== WHAT TO PRODUCE ==
From the listing that follows, extract every line and set it down unaltered.

── GIVEN ENTRIES ──

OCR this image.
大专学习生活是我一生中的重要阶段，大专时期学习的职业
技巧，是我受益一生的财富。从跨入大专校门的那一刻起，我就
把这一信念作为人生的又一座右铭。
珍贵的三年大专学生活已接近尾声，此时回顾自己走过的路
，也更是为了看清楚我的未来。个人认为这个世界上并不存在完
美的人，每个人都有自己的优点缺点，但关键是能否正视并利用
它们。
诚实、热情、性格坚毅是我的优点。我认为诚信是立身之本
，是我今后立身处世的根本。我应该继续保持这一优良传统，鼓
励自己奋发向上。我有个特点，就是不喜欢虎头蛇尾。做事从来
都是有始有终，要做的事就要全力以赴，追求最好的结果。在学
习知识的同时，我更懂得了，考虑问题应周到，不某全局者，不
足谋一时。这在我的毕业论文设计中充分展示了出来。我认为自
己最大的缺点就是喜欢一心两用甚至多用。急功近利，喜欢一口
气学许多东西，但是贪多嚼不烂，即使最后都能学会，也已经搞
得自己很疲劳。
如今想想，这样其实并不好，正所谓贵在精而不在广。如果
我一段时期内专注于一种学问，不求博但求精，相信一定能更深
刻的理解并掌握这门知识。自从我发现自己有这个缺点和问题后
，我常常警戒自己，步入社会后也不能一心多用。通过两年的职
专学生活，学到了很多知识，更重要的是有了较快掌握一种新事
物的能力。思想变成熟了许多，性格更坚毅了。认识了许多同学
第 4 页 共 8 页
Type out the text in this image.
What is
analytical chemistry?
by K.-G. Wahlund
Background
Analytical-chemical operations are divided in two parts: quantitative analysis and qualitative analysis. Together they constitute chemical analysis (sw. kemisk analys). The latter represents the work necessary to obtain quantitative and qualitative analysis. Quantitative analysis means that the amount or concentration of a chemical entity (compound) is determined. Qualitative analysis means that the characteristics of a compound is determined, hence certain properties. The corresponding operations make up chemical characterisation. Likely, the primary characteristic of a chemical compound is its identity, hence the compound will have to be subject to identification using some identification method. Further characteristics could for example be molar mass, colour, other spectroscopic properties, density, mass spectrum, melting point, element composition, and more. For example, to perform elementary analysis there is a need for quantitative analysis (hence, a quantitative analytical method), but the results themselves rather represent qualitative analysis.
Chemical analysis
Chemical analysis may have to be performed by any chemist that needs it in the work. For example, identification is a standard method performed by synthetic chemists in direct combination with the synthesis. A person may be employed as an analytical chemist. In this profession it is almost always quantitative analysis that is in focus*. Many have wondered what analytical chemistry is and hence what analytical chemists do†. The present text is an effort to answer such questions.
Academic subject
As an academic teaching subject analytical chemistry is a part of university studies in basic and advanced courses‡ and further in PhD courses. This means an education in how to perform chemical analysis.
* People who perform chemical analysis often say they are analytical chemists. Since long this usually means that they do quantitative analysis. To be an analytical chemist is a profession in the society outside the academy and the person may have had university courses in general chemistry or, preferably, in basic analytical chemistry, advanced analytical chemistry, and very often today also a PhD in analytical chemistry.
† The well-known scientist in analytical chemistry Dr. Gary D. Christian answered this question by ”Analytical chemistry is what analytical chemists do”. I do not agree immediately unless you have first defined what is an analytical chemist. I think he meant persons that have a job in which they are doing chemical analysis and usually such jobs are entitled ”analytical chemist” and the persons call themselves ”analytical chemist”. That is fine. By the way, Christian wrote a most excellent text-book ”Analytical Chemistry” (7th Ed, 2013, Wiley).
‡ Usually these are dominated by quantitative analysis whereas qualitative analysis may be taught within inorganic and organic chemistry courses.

───

== SOLUTION TO THIS TASK ==
OCR this image.
大专学习生活是我一生中的重要阶段，大专时期学习的职业
技巧，是我受益一生的财富。从跨入大专校门的那一刻起，我就
把这一信念作为人生的又一座右铭。
珍贵的三年大专学生活已接近尾声，此时回顾自己走过的路
，也更是为了看清楚我的未来。个人认为这个世界上并不存在完
美的人，每个人都有自己的优点缺点，但关键是能否正视并利用
它们。
诚实、热情、性格坚毅是我的优点。我认为诚信是立身之本
，是我今后立身处世的根本。我应该继续保持这一优良传统，鼓
励自己奋发向上。我有个特点，就是不喜欢虎头蛇尾。做事从来
都是有始有终，要做的事就要全力以赴，追求最好的结果。在学
习知识的同时，我更懂得了，考虑问题应周到，不某全局者，不
足谋一时。这在我的毕业论文设计中充分展示了出来。我认为自
己最大的缺点就是喜欢一心两用甚至多用。急功近利，喜欢一口
气学许多东西，但是贪多嚼不烂，即使最后都能学会，也已经搞
得自己很疲劳。
如今想想，这样其实并不好，正所谓贵在精而不在广。如果
我一段时期内专注于一种学问，不求博但求精，相信一定能更深
刻的理解并掌握这门知识。自从我发现自己有这个缺点和问题后
，我常常警戒自己，步入社会后也不能一心多用。通过两年的职
专学生活，学到了很多知识，更重要的是有了较快掌握一种新事
物的能力。思想变成熟了许多，性格更坚毅了。认识了许多同学
第 4 页 共 8 页
Type out the text in this image.
What is
analytical chemistry?
by K.-G. Wahlund
Background
Analytical-chemical operations are divided in two parts: quantitative analysis and qualitative analysis. Together they constitute chemical analysis (sw. kemisk analys). The latter represents the work necessary to obtain quantitative and qualitative analysis. Quantitative analysis means that the amount or concentration of a chemical entity (compound) is determined. Qualitative analysis means that the characteristics of a compound is determined, hence certain properties. The corresponding operations make up chemical characterisation. Likely, the primary characteristic of a chemical compound is its identity, hence the compound will have to be subject to identification using some identification method. Further characteristics could for example be molar mass, colour, other spectroscopic properties, density, mass spectrum, melting point, element composition, and more. For example, to perform elementary analysis there is a need for quantitative analysis (hence, a quantitative analytical method), but the results themselves rather represent qualitative analysis.
Chemical analysis
Chemical analysis may have to be performed by any chemist that needs it in the work. For example, identification is a standard method performed by synthetic chemists in direct combination with the synthesis. A person may be employed as an analytical chemist. In this profession it is almost always quantitative analysis that is in focus*. Many have wondered what analytical chemistry is and hence what analytical chemists do†. The present text is an effort to answer such questions.
Academic subject
As an academic teaching subject analytical chemistry is a part of university studies in basic and advanced courses‡ and further in PhD courses. This means an education in how to perform chemical analysis.
* People who perform chemical analysis often say they are analytical chemists. Since long this usually means that they do quantitative analysis. To be an analytical chemist is a profession in the society outside the academy and the person may have had university courses in general chemistry or, preferably, in basic analytical chemistry, advanced analytical chemistry, and very often today also a PhD in analytical chemistry.
† The well-known scientist in analytical chemistry Dr. Gary D. Christian answered this question by ”Analytical chemistry is what analytical chemists do”. I do not agree immediately unless you have first defined what is an analytical chemist. I think he meant persons that have a job in which they are doing chemical analysis and usually such jobs are entitled ”analytical chemist” and the persons call themselves ”analytical chemist”. That is fine. By the way, Christian wrote a most excellent text-book ”Analytical Chemistry” (7th Ed, 2013, Wiley).
‡ Usually these are dominated by quantitative analysis whereas qualitative analysis may be taught within inorganic and organic chemistry courses.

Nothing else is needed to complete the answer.